| ENTRIES SHOWN |
■ ■ ■ ■ ■ ■ ■
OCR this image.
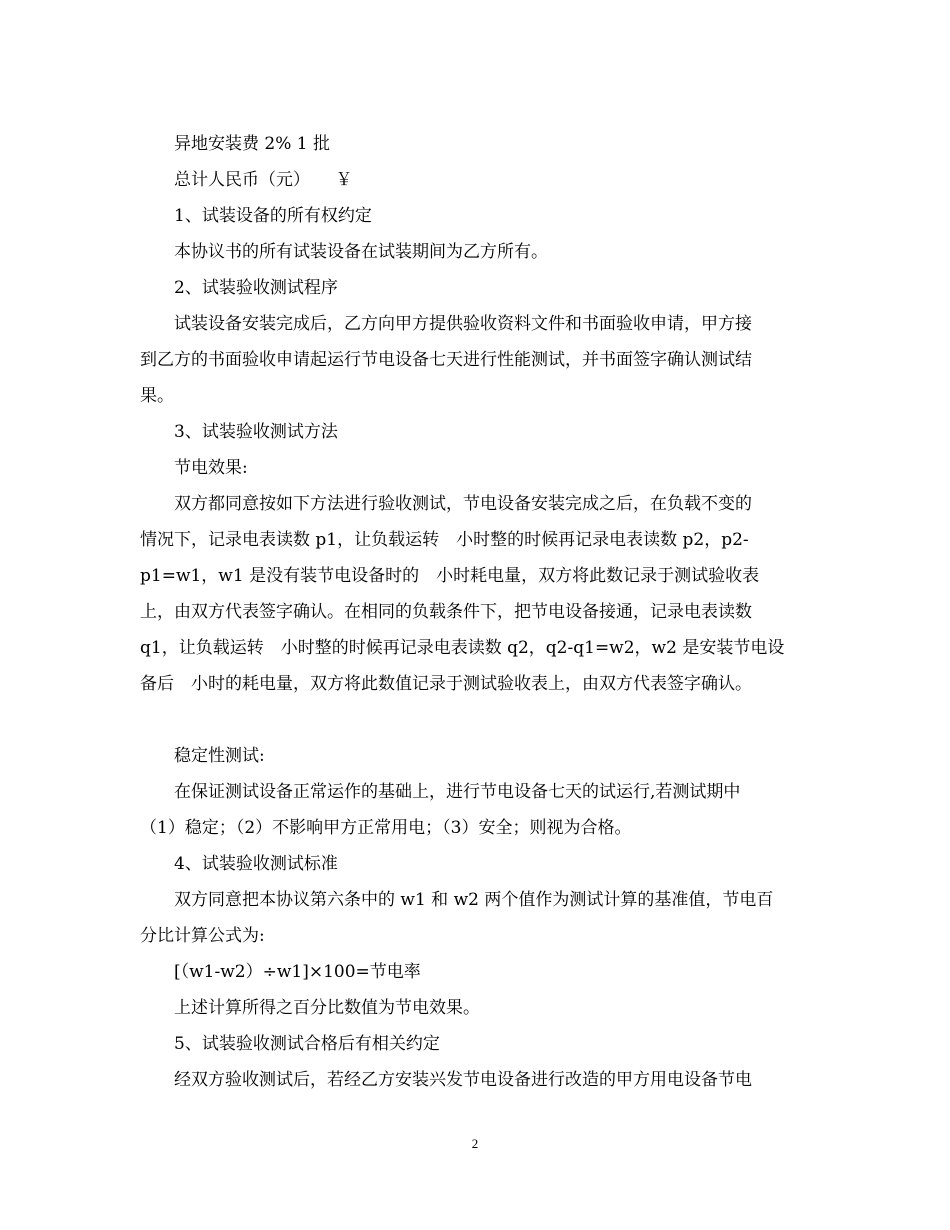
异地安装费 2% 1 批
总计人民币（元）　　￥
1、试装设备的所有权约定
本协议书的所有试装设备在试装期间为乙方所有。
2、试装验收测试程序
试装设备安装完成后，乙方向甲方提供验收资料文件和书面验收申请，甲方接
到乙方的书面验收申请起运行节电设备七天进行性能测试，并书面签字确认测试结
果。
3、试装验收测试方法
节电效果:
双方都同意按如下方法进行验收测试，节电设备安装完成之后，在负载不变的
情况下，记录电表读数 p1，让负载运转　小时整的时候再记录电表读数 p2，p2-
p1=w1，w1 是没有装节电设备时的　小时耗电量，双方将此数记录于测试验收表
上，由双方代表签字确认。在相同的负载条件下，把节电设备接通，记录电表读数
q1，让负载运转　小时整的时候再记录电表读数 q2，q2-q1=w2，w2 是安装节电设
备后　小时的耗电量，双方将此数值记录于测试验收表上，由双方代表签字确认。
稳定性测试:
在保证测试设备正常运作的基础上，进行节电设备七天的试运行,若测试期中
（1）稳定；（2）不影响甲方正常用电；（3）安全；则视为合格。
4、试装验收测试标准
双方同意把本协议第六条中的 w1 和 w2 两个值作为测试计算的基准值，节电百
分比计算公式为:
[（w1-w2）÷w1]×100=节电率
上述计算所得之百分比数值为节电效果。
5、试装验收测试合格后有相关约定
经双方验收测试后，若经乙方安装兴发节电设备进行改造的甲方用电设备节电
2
■ ■ ■ ■ ■ ■ ■
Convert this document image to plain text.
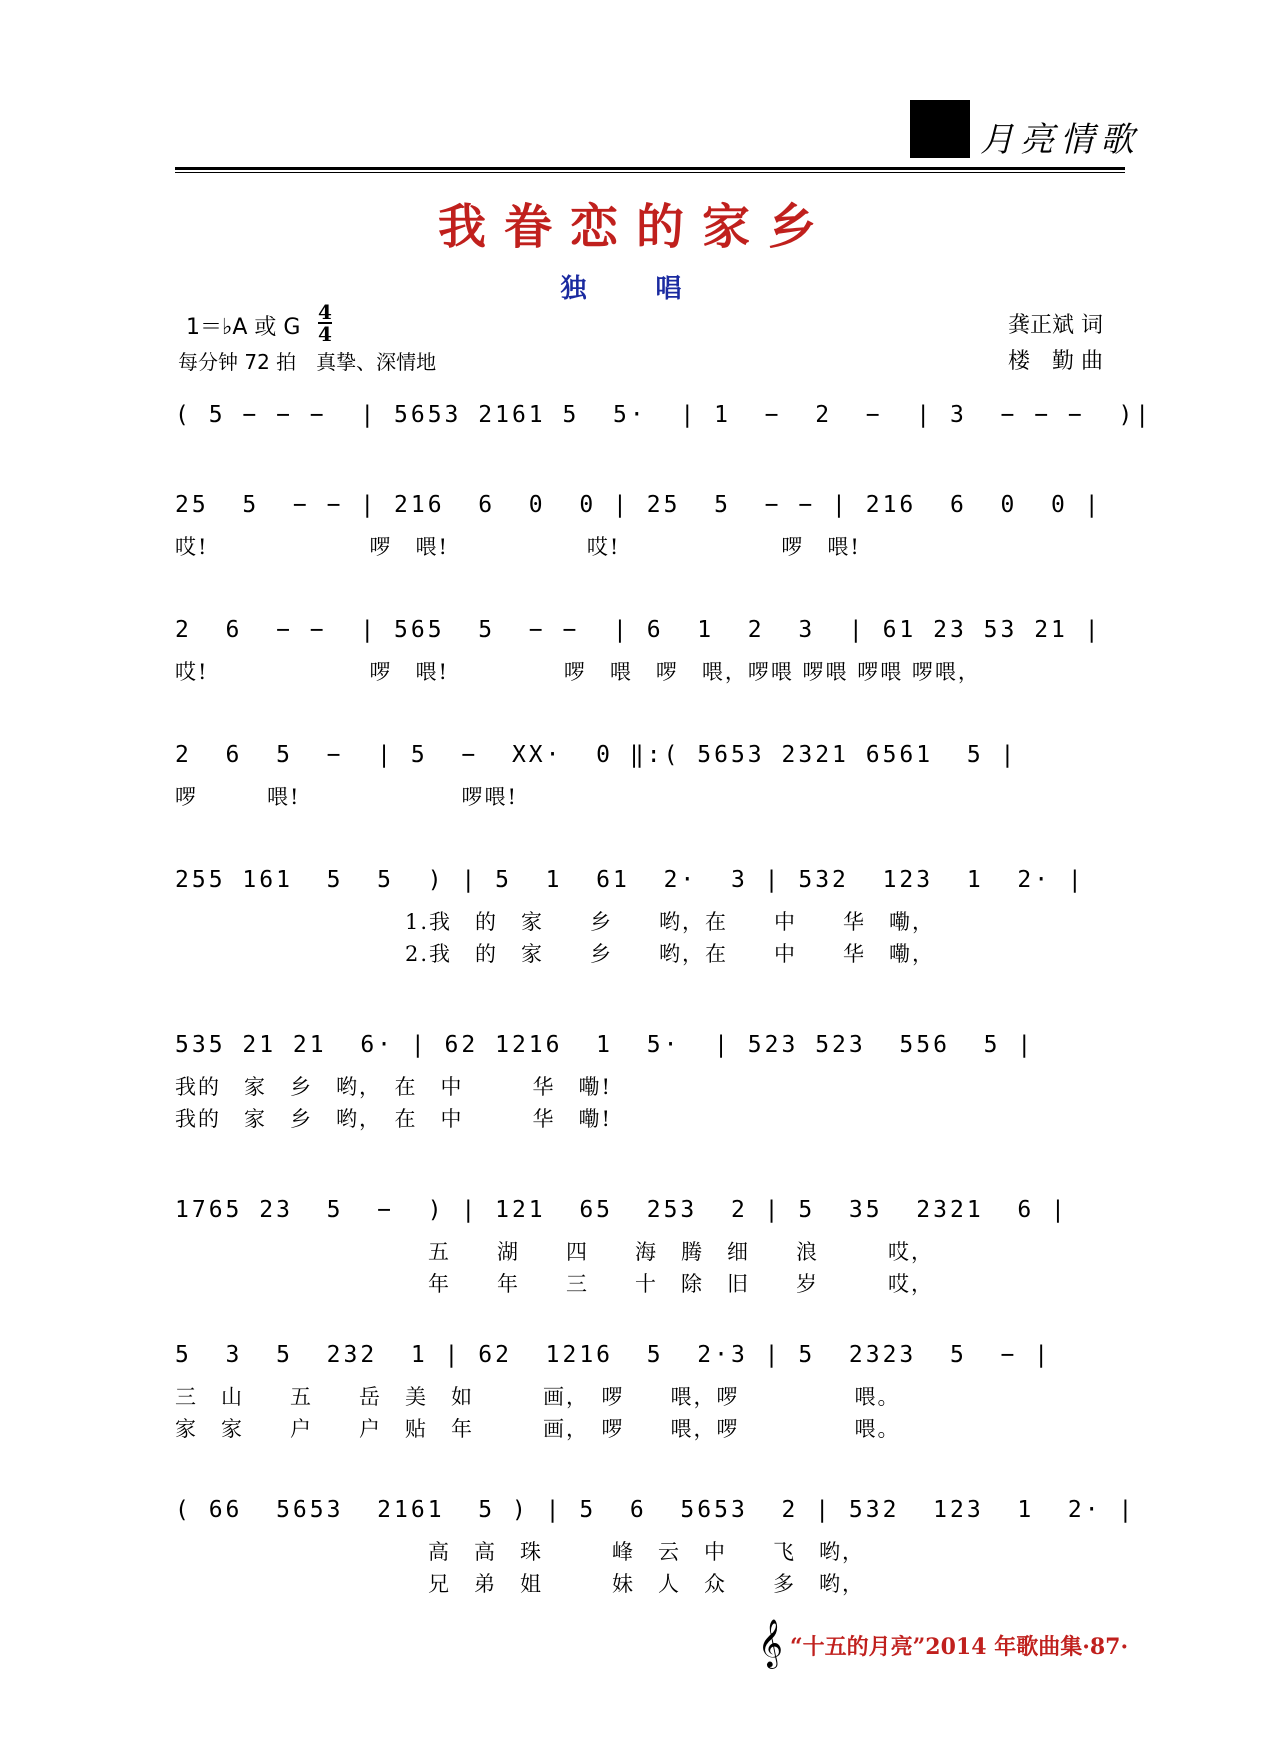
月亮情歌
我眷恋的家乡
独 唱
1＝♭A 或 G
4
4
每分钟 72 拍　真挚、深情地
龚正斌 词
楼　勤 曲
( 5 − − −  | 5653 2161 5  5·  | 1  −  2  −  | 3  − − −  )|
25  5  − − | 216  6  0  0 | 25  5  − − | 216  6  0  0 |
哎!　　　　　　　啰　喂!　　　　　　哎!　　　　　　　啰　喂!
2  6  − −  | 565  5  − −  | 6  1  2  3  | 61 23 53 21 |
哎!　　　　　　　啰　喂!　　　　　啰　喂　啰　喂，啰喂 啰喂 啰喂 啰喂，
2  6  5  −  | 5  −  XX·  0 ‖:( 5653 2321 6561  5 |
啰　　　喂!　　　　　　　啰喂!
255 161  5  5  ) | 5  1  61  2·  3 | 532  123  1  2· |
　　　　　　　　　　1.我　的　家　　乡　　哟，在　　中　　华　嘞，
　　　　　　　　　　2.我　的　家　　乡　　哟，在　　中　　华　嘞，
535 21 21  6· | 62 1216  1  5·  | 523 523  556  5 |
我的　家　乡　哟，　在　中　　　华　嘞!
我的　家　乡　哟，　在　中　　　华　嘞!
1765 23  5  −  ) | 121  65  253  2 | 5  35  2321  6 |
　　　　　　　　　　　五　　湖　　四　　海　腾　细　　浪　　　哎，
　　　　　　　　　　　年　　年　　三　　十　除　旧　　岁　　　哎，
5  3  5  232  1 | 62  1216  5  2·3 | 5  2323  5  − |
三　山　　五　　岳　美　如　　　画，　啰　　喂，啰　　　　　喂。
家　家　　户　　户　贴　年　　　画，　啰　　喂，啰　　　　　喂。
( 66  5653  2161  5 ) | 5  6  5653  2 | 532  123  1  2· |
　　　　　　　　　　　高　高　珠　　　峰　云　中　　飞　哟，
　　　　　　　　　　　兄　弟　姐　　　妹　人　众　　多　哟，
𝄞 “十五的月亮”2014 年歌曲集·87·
■ ■ ■ ■ ■ ■ ■
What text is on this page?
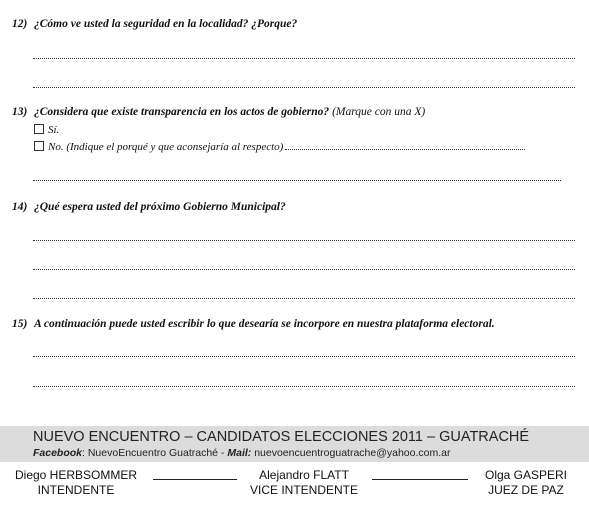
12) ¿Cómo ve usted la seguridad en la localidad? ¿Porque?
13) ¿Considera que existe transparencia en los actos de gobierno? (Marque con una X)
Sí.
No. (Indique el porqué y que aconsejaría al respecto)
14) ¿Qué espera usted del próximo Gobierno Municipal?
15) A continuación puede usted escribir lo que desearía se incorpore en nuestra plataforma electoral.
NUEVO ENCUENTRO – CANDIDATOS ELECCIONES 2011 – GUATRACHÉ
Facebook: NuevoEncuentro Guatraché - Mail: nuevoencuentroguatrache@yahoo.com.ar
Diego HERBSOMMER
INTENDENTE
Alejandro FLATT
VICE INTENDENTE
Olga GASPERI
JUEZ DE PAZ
■ ■ ■ ■ ■ ■ ■
| THE PROBLEM |
How many lines in the records above contain the word "text"? Reply with the number alone.

| RESULT |
2